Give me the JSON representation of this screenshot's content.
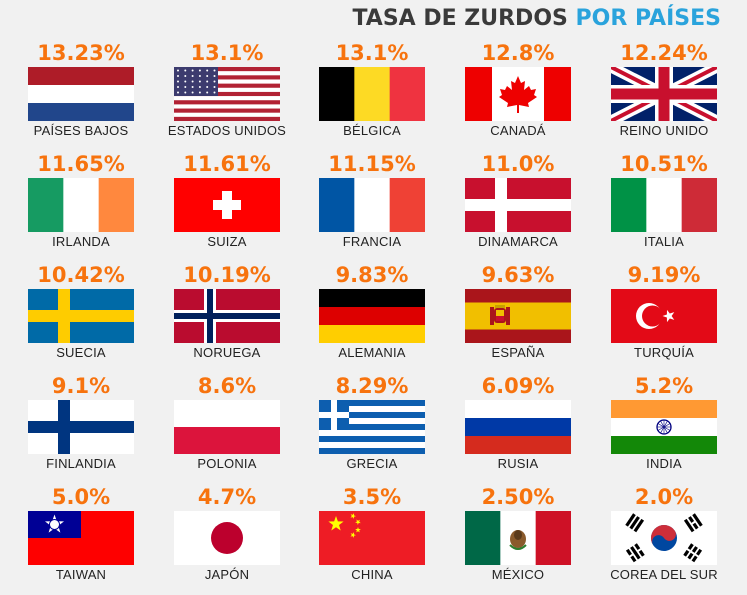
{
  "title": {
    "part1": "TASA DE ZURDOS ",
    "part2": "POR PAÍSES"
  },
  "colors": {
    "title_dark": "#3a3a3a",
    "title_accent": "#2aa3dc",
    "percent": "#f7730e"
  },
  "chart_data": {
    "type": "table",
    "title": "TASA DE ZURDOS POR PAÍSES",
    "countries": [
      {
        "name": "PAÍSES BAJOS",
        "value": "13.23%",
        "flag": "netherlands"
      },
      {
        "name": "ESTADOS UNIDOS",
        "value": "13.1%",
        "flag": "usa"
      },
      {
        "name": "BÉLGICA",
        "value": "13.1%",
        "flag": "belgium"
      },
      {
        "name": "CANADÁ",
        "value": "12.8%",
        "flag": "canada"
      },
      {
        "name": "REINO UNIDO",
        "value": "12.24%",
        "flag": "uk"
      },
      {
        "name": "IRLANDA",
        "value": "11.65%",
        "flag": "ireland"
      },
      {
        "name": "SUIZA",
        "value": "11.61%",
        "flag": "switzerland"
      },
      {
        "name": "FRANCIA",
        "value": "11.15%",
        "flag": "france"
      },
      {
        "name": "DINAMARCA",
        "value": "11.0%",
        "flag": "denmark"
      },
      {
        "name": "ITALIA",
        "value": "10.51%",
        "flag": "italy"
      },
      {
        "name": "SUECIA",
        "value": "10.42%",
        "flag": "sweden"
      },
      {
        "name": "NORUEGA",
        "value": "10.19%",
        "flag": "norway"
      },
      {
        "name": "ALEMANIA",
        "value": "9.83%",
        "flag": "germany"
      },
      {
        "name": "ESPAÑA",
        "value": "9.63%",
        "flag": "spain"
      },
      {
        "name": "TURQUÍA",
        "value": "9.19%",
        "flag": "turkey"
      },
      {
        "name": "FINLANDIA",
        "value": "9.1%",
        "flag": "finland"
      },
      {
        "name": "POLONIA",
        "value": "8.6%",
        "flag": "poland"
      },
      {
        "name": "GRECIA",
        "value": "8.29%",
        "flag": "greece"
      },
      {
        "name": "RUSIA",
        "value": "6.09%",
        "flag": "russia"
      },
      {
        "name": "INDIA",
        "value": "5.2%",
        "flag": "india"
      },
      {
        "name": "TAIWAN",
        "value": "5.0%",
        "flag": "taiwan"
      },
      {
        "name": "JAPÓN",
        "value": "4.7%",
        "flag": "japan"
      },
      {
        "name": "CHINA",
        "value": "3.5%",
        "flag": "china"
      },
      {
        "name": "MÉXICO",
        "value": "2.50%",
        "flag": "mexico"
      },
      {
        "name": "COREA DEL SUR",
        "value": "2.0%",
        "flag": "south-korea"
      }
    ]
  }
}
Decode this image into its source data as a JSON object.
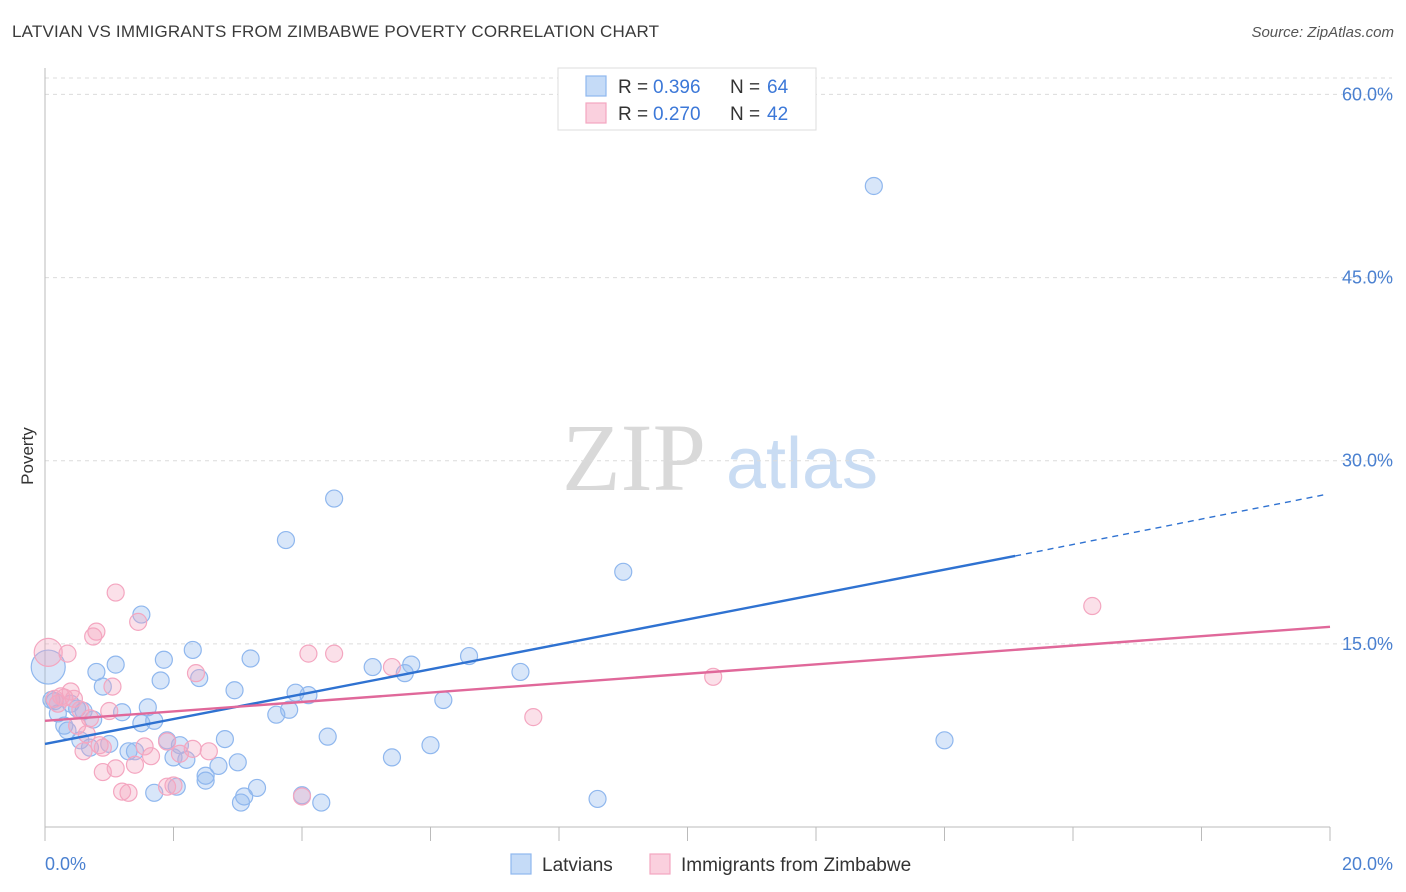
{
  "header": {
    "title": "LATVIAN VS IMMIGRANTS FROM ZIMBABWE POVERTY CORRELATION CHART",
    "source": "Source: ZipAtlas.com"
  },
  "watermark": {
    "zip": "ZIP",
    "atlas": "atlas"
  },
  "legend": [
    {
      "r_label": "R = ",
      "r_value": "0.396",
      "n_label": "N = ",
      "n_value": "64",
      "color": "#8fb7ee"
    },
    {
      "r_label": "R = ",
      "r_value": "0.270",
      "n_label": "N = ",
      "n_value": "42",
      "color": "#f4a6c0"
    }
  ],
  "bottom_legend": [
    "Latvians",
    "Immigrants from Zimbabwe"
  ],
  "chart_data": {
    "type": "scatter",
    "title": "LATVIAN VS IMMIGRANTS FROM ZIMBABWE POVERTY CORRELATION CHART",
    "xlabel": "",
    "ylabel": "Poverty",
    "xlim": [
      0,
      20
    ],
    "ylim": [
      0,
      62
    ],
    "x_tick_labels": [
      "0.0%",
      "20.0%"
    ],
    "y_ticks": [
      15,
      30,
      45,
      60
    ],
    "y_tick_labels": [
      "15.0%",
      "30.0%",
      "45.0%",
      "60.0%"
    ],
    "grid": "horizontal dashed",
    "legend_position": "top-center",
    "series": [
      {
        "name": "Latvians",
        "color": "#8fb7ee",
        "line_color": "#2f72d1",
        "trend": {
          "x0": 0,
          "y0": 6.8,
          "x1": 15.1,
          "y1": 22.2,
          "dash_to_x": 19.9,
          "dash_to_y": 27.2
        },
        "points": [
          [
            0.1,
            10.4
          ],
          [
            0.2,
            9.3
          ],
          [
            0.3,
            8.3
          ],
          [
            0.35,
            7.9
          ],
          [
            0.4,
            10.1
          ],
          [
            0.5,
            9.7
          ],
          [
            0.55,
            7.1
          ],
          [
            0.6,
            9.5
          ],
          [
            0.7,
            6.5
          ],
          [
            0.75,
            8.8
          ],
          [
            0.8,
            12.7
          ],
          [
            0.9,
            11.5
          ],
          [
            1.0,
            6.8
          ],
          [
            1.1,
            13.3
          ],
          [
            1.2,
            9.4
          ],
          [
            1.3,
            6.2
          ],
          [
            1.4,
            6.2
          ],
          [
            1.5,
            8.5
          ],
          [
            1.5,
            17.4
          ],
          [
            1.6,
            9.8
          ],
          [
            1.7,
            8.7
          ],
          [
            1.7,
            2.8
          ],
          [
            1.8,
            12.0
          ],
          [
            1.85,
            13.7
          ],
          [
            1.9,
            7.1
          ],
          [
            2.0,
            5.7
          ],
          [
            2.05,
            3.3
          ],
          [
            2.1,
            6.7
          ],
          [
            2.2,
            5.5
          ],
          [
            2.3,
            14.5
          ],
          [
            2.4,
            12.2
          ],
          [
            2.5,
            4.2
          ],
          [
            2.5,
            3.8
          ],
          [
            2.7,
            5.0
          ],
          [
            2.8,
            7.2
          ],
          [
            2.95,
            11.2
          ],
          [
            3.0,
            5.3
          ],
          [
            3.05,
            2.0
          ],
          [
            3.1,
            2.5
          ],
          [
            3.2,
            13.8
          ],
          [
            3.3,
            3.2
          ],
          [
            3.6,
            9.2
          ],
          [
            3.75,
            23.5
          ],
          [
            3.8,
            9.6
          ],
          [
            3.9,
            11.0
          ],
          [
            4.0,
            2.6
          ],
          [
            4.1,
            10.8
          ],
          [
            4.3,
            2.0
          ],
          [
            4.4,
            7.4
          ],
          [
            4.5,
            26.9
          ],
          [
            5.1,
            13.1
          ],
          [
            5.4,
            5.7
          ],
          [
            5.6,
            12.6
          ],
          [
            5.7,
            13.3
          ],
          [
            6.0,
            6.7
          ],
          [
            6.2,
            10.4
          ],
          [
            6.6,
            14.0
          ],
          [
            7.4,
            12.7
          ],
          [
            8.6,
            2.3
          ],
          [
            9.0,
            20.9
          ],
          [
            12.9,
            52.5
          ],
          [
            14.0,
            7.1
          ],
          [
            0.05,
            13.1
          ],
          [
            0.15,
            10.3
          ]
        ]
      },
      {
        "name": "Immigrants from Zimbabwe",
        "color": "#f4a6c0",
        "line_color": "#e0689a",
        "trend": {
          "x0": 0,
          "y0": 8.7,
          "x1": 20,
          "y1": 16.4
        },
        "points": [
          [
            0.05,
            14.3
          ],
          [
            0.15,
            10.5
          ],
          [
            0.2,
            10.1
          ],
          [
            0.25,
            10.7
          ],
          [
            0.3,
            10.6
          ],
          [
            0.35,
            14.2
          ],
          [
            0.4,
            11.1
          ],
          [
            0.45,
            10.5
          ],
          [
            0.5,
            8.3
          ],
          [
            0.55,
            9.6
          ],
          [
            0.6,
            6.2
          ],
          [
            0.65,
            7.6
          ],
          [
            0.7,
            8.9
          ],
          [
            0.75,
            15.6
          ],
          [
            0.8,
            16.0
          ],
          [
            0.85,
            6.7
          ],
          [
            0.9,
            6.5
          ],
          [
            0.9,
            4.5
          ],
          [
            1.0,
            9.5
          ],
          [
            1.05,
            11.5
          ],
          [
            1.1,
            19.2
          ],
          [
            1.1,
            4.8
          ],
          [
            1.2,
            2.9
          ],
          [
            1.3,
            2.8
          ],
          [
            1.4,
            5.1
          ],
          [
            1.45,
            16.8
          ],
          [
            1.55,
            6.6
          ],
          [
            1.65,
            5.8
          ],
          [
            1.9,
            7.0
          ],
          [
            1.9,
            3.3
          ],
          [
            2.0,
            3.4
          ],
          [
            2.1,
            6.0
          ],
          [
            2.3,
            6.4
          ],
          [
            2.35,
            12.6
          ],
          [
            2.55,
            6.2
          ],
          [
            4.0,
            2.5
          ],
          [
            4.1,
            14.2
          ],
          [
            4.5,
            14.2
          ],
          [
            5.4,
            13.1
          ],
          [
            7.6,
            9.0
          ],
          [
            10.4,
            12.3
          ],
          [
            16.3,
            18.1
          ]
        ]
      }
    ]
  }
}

··········

Pick out each line that holds the string "TASA".

[RESULT OF THE TASK]
    "part1": "TASA DE ZURDOS ",
    "title": "TASA DE ZURDOS POR PAÍSES",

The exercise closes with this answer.